### Given request
How many of the lines below contain "extensions"? Answer with that number alone.

--- Begin Material for the task ---

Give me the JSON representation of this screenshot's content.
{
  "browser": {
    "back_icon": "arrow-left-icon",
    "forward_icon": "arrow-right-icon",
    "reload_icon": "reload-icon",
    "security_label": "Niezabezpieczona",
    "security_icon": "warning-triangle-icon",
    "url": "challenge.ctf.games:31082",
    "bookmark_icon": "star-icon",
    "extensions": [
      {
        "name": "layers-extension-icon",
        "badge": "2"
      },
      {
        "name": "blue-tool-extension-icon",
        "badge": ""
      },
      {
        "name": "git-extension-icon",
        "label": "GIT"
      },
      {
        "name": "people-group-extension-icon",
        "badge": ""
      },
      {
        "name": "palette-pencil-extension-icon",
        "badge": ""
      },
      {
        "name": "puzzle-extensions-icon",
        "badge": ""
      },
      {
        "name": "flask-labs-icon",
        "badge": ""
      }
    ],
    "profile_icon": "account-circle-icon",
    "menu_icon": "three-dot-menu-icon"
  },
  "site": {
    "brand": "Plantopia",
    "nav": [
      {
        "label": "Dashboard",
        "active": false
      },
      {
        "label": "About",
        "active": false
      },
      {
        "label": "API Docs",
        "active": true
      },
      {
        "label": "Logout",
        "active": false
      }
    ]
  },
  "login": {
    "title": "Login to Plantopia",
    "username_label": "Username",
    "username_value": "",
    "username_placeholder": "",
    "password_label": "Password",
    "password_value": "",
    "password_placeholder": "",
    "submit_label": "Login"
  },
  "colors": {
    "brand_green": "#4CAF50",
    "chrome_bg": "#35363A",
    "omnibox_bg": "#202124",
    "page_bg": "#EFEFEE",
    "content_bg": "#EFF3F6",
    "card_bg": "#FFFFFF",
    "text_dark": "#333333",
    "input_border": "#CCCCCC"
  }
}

--- End Material for the task ---

### Solution
2